> **PROMPT**:
Pull out every line below that contains the word "кадастровой".

> **DATA RECORDS**:
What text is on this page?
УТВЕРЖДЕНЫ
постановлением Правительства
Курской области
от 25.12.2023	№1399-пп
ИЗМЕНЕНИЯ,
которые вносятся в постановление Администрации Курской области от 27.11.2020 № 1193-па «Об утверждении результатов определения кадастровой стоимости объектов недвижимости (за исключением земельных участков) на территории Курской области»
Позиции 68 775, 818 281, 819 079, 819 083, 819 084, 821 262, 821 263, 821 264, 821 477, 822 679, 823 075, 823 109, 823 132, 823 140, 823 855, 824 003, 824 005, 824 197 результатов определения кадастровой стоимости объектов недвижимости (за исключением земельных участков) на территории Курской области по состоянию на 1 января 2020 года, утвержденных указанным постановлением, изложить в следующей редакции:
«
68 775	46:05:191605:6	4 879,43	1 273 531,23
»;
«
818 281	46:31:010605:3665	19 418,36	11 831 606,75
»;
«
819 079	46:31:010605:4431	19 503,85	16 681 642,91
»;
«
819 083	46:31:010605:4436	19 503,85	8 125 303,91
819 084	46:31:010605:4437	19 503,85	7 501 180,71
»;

> **COMPLETED EXERCISE**:
которые вносятся в постановление Администрации Курской области от 27.11.2020 № 1193-па «Об утверждении результатов определения кадастровой стоимости объектов недвижимости (за исключением земельных участков) на территории Курской области»
Позиции 68 775, 818 281, 819 079, 819 083, 819 084, 821 262, 821 263, 821 264, 821 477, 822 679, 823 075, 823 109, 823 132, 823 140, 823 855, 824 003, 824 005, 824 197 результатов определения кадастровой стоимости объектов недвижимости (за исключением земельных участков) на территории Курской области по состоянию на 1 января 2020 года, утвержденных указанным постановлением, изложить в следующей редакции:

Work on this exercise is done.